Sift the listing for lines that hold the string "стандартов" and pull them out.
-- begin --
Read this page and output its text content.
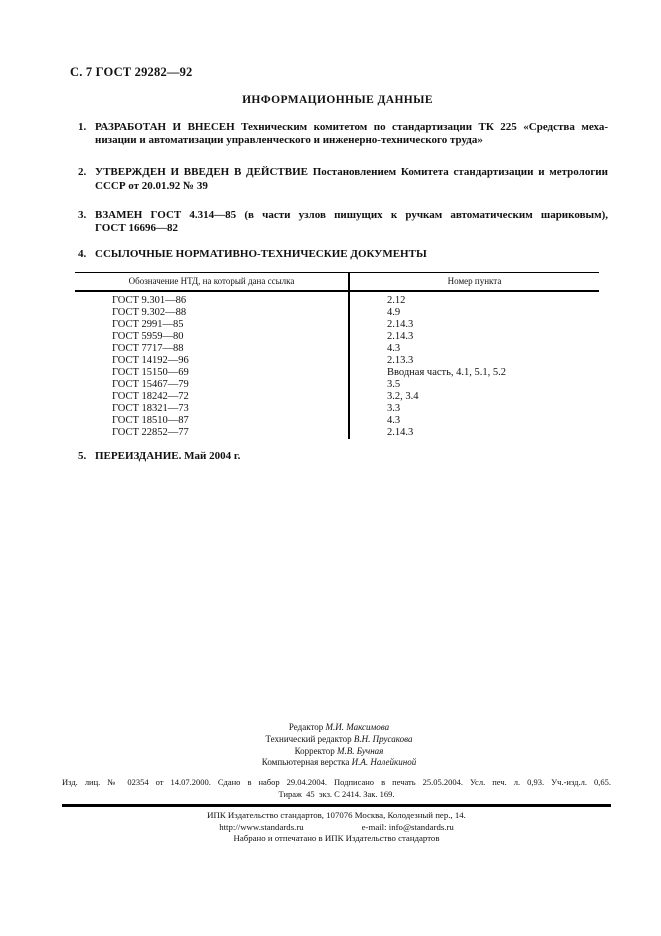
С. 7 ГОСТ 29282—92
ИНФОРМАЦИОННЫЕ ДАННЫЕ
1. РАЗРАБОТАН И ВНЕСЕН Техническим комитетом по стандартизации ТК 225 «Средства меха-
низации и автоматизации управленческого и инженерно-технического труда»
2. УТВЕРЖДЕН И ВВЕДЕН В ДЕЙСТВИЕ Постановлением Комитета стандартизации и метрологии
СССР от 20.01.92 № 39
3. ВЗАМЕН ГОСТ 4.314—85 (в части узлов пишущих к ручкам автоматическим шариковым),
ГОСТ 16696—82
4. ССЫЛОЧНЫЕ НОРМАТИВНО-ТЕХНИЧЕСКИЕ ДОКУМЕНТЫ
Обозначение НТД, на который дана ссылка	Номер пункта
ГОСТ 9.301—86	2.12
ГОСТ 9.302—88	4.9
ГОСТ 2991—85	2.14.3
ГОСТ 5959—80	2.14.3
ГОСТ 7717—88	4.3
ГОСТ 14192—96	2.13.3
ГОСТ 15150—69	Вводная часть, 4.1, 5.1, 5.2
ГОСТ 15467—79	3.5
ГОСТ 18242—72	3.2, 3.4
ГОСТ 18321—73	3.3
ГОСТ 18510—87	4.3
ГОСТ 22852—77	2.14.3
5. ПЕРЕИЗДАНИЕ. Май 2004 г.
Редактор М.И. Максимова
Технический редактор В.Н. Прусакова
Корректор М.В. Бучная
Компьютерная верстка И.А. Налейкиной
Изд. лиц. № 02354 от 14.07.2000. Сдано в набор 29.04.2004. Подписано в печать 25.05.2004. Усл. печ. л. 0,93. Уч.-изд.л. 0,65.
Тираж 45 экз. С 2414. Зак. 169.
ИПК Издательство стандартов, 107076 Москва, Колодезный пер., 14.
http://www.standards.ru	e-mail: info@standards.ru
Набрано и отпечатано в ИПК Издательство стандартов
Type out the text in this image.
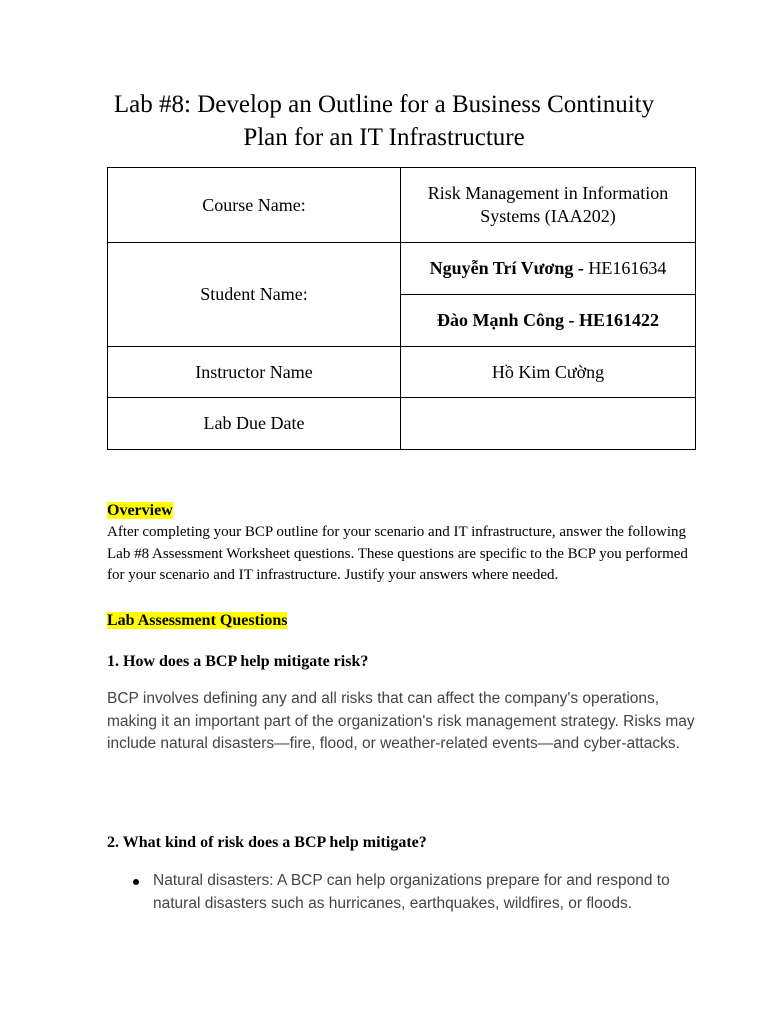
Lab #8: Develop an Outline for a Business Continuity
Plan for an IT Infrastructure
Course Name:	Risk Management in Information Systems (IAA202)
Student Name:	Nguyễn Trí Vương - HE161634
	Đào Mạnh Công - HE161422
Instructor Name	Hồ Kim Cường
Lab Due Date	
Overview
After completing your BCP outline for your scenario and IT infrastructure, answer the following Lab #8 Assessment Worksheet questions. These questions are specific to the BCP you performed for your scenario and IT infrastructure. Justify your answers where needed.
Lab Assessment Questions
1. How does a BCP help mitigate risk?
BCP involves defining any and all risks that can affect the company's operations, making it an important part of the organization's risk management strategy. Risks may include natural disasters—fire, flood, or weather-related events—and cyber-attacks.
2. What kind of risk does a BCP help mitigate?
Natural disasters: A BCP can help organizations prepare for and respond to natural disasters such as hurricanes, earthquakes, wildfires, or floods.
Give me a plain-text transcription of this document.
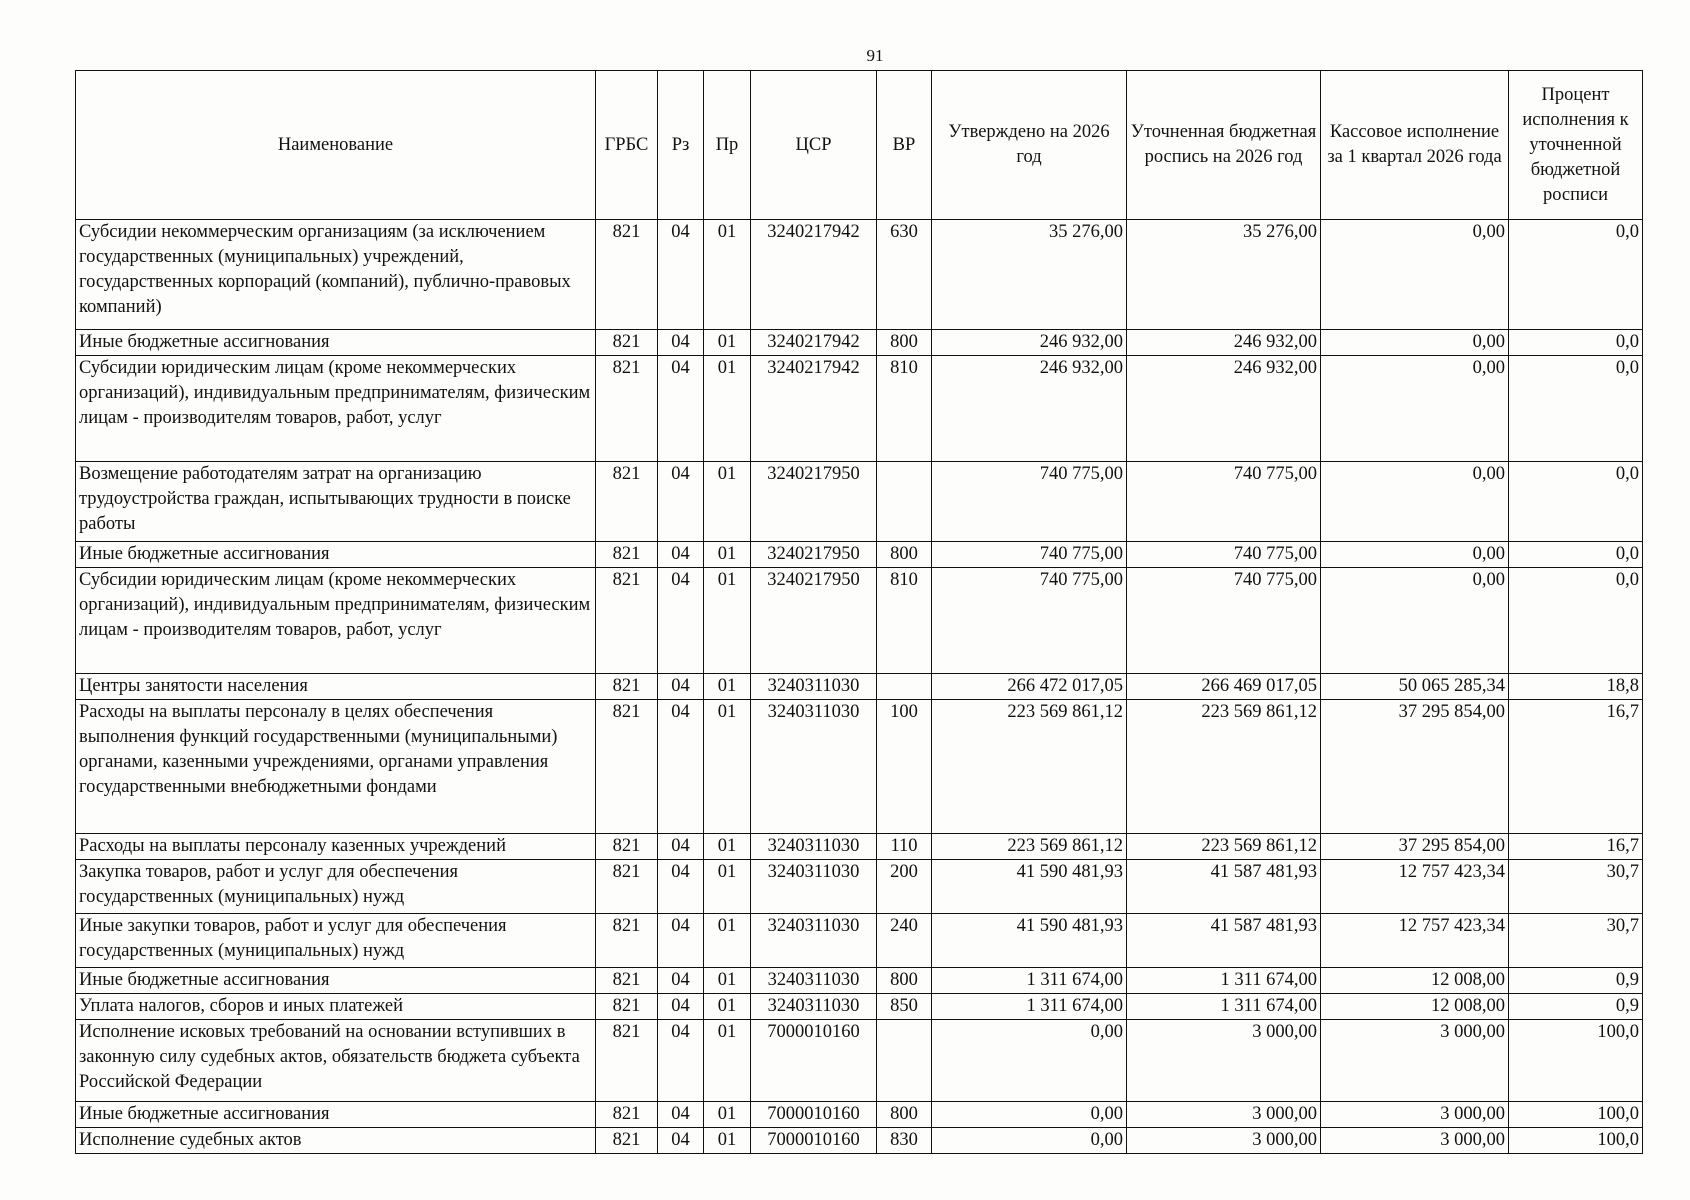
91
Наименование	ГРБС	Рз	Пр	ЦСР	ВР	Утверждено на 2026 год	Уточненная бюджетная роспись на 2026 год	Кассовое исполнение за 1 квартал 2026 года	Процент исполнения к уточненной бюджетной росписи
Субсидии некоммерческим организациям (за исключением государственных (муниципальных) учреждений, государственных корпораций (компаний), публично-правовых компаний)	821	04	01	3240217942	630	35 276,00	35 276,00	0,00	0,0
Иные бюджетные ассигнования	821	04	01	3240217942	800	246 932,00	246 932,00	0,00	0,0
Субсидии юридическим лицам (кроме некоммерческих организаций), индивидуальным предпринимателям, физическим лицам - производителям товаров, работ, услуг	821	04	01	3240217942	810	246 932,00	246 932,00	0,00	0,0
Возмещение работодателям затрат на организацию трудоустройства граждан, испытывающих трудности в поиске работы	821	04	01	3240217950		740 775,00	740 775,00	0,00	0,0
Иные бюджетные ассигнования	821	04	01	3240217950	800	740 775,00	740 775,00	0,00	0,0
Субсидии юридическим лицам (кроме некоммерческих организаций), индивидуальным предпринимателям, физическим лицам - производителям товаров, работ, услуг	821	04	01	3240217950	810	740 775,00	740 775,00	0,00	0,0
Центры занятости населения	821	04	01	3240311030		266 472 017,05	266 469 017,05	50 065 285,34	18,8
Расходы на выплаты персоналу в целях обеспечения выполнения функций государственными (муниципальными) органами, казенными учреждениями, органами управления государственными внебюджетными фондами	821	04	01	3240311030	100	223 569 861,12	223 569 861,12	37 295 854,00	16,7
Расходы на выплаты персоналу казенных учреждений	821	04	01	3240311030	110	223 569 861,12	223 569 861,12	37 295 854,00	16,7
Закупка товаров, работ и услуг для обеспечения государственных (муниципальных) нужд	821	04	01	3240311030	200	41 590 481,93	41 587 481,93	12 757 423,34	30,7
Иные закупки товаров, работ и услуг для обеспечения государственных (муниципальных) нужд	821	04	01	3240311030	240	41 590 481,93	41 587 481,93	12 757 423,34	30,7
Иные бюджетные ассигнования	821	04	01	3240311030	800	1 311 674,00	1 311 674,00	12 008,00	0,9
Уплата налогов, сборов и иных платежей	821	04	01	3240311030	850	1 311 674,00	1 311 674,00	12 008,00	0,9
Исполнение исковых требований на основании вступивших в законную силу судебных актов, обязательств бюджета субъекта Российской Федерации	821	04	01	7000010160		0,00	3 000,00	3 000,00	100,0
Иные бюджетные ассигнования	821	04	01	7000010160	800	0,00	3 000,00	3 000,00	100,0
Исполнение судебных актов	821	04	01	7000010160	830	0,00	3 000,00	3 000,00	100,0
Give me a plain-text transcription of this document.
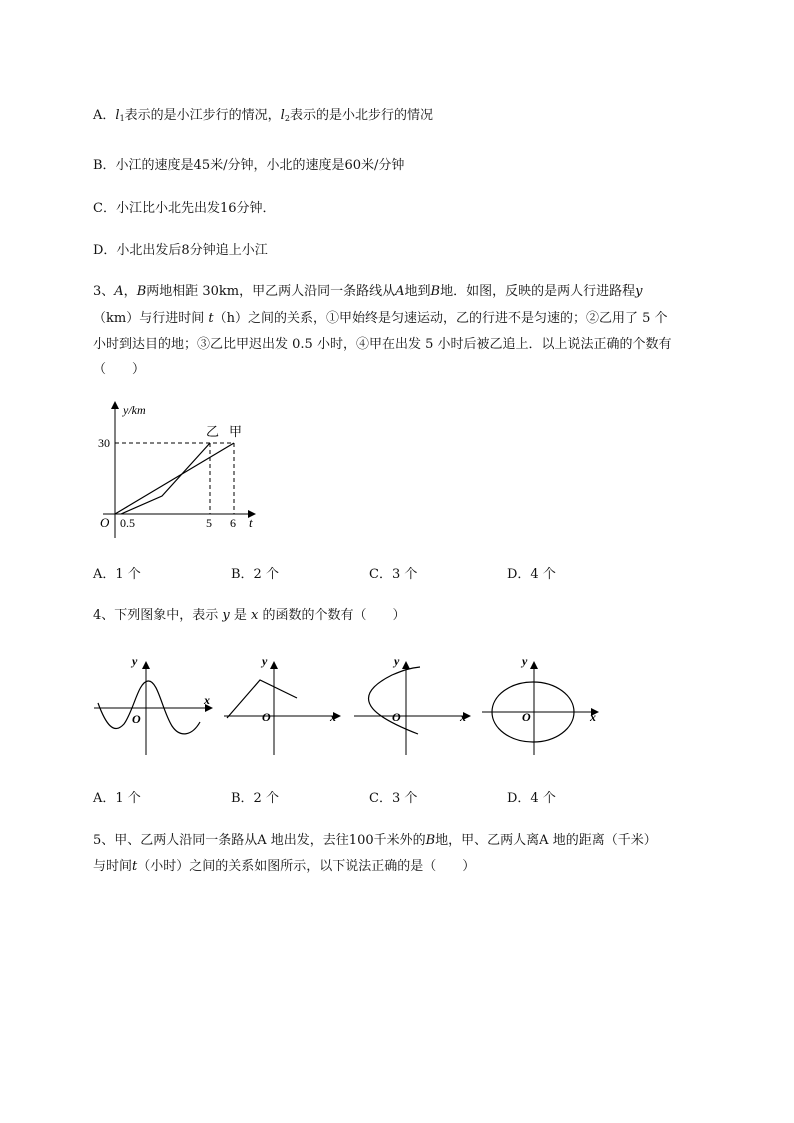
A．$l_1$表示的是小江步行的情况，$l_2$表示的是小北步行的情况
B．小江的速度是45米/分钟，小北的速度是60米/分钟
C．小江比小北先出发16分钟．
D．小北出发后8分钟追上小江
3、A，B两地相距 30km，甲乙两人沿同一条路线从A地到B地．如图，反映的是两人行进路程y
（km）与行进时间 t（h）之间的关系，①甲始终是匀速运动，乙的行进不是匀速的；②乙用了 5 个
小时到达目的地；③乙比甲迟出发 0.5 小时，④甲在出发 5 小时后被乙追上．以上说法正确的个数有
（　　）
y/km
30
O 0.5	5 6 t
乙 甲
A．1 个	B．2 个	C．3 个	D．4 个
4、下列图象中，表示 y 是 x 的函数的个数有（　　）
y
x
O
y
x
O
y
x
O
y
x
O
A．1 个	B．2 个	C．3 个	D．4 个
5、甲、乙两人沿同一条路从A 地出发，去往100千米外的B地，甲、乙两人离A 地的距离（千米）
与时间t（小时）之间的关系如图所示，以下说法正确的是（　　）
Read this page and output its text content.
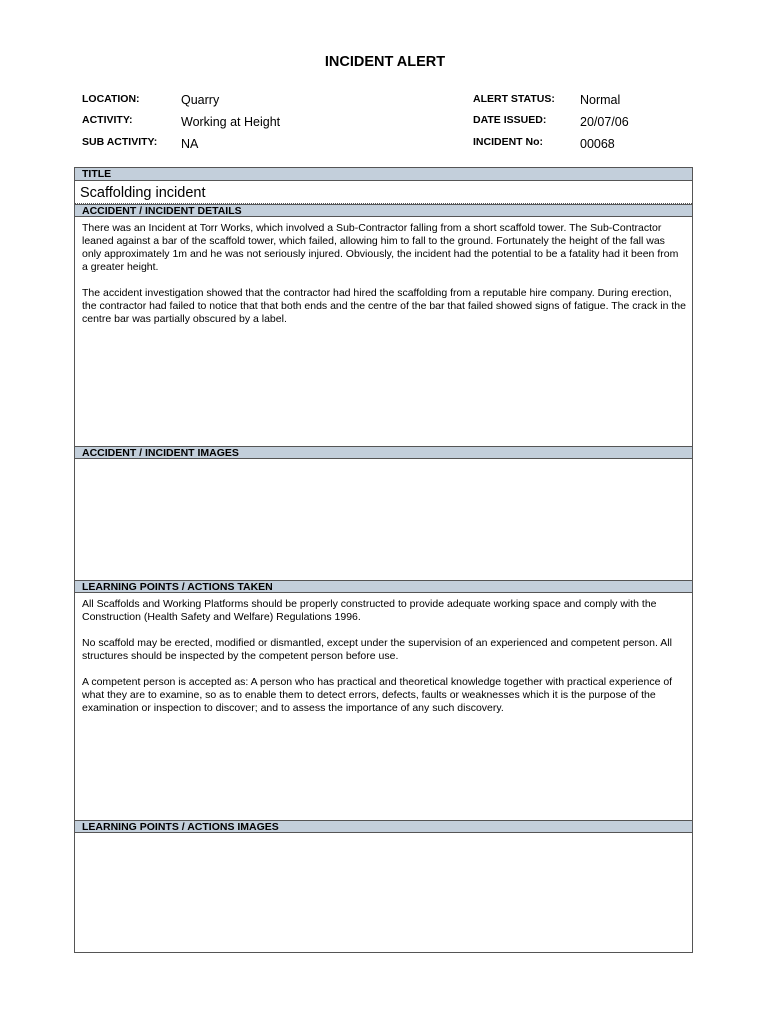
INCIDENT ALERT
LOCATION:	Quarry
ACTIVITY:	Working at Height
SUB ACTIVITY: NA
ALERT STATUS: Normal
DATE ISSUED:	20/07/06
INCIDENT No:	00068
TITLE
Scaffolding incident
ACCIDENT / INCIDENT DETAILS

There was an Incident at Torr Works, which involved a Sub-Contractor falling from a short scaffold tower. The Sub-Contractor leaned against a bar of the scaffold tower, which failed, allowing him to fall to the ground. Fortunately the height of the fall was only approximately 1m and he was not seriously injured. Obviously, the incident had the potential to be a fatality had it been from a greater height.

The accident investigation showed that the contractor had hired the scaffolding from a reputable hire company. During erection, the contractor had failed to notice that that both ends and the centre of the bar that failed showed signs of fatigue. The crack in the centre bar was partially obscured by a label.

ACCIDENT / INCIDENT IMAGES
LEARNING POINTS / ACTIONS TAKEN

All Scaffolds and Working Platforms should be properly constructed to provide adequate working space and comply with the Construction (Health Safety and Welfare) Regulations 1996.

No scaffold may be erected, modified or dismantled, except under the supervision of an experienced and competent person. All structures should be inspected by the competent person before use.

A competent person is accepted as: A person who has practical and theoretical knowledge together with practical experience of what they are to examine, so as to enable them to detect errors, defects, faults or weaknesses which it is the purpose of the examination or inspection to discover; and to assess the importance of any such discovery.

LEARNING POINTS / ACTIONS IMAGES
-- end --
WRITTEN RESPONSE:
ИПК Издательство стандартов, 107076 Москва, Колодезный пер., 14.
Набрано и отпечатано в ИПК Издательство стандартов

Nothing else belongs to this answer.